_Texto proporcionado_:

^^^^

China reemplaza subsidios directos por crédito industrial barato y compra pública
Pekín abandona las transferencias fiscales visibles y pasa a financiar manufactura avanzada vía bancos estatales y contratos garantizados.
Rhodium Group documentó el giro en la política industrial china hacia instrumentos menos visibles: crédito preferencial, compra pública coordinada y acceso prioritario a insumos estratégicos. El reporte, publicado el 11 de mayo de 2026, mapea cómo Pekín reemplaza subsidios directos —blanco de sanciones comerciales— por mecanismos que no figuran como ayuda estatal en registros de la OMC. El foco está en semiconductores, baterías, biofarmacéutica y equipos de energía renovable.

^^^^

(Registros de un conjunto de datos)
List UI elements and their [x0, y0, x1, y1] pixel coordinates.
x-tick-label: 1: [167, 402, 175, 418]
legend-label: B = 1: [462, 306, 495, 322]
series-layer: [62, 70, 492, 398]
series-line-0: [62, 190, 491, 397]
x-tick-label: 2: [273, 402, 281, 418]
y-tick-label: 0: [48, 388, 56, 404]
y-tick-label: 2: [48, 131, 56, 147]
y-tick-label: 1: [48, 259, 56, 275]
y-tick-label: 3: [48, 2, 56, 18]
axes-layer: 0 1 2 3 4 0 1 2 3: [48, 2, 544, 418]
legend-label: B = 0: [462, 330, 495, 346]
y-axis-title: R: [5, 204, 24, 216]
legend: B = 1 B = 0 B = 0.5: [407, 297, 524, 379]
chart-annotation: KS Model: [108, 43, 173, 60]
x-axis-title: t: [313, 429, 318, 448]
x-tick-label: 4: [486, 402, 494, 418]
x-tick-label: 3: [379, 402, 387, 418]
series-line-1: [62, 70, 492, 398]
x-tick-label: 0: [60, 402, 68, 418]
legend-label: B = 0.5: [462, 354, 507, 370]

^^^^

_Comprueba tu comprensión_:
A. Responde estas preguntas sobre el texto de la política industrial china:
(i) ¿Por medio de qué financia Pekín la manufactura avanzada?
(ii) ¿En qué fecha se publicó el reporte?
(iii) ¿En qué sectores se centra el foco?
B. ¿Cómo seguiría el texto de la política industrial china? Escribe la continuación a partir de su última oración.
Los registros no tienen ningún papel aquí.

_Respuestas esperadas_:
A.
(i) Por medio de bancos estatales y contratos garantizados.
(ii) El 11 de mayo de 2026.
(iii) En semiconductores, baterías, biofarmacéutica y equipos de energía renovable.

B.
La arquitectura es deliberada: los bancos de desarrollo provinciales otorgan créditos a tasa 2-3 puntos bajo mercado, las empresas estatales compran producción antes de que exista demanda privada, y los gobiernos locales garantizan suministro de tierras raras o litio refinado a precios fijos. Esto convierte a cada cadena de valor en un sistema cerrado donde el riesgo lo absorbe el Estado sin que aparezca como subsidio en balances corporativos. Es política industrial camuflada como banca comercial.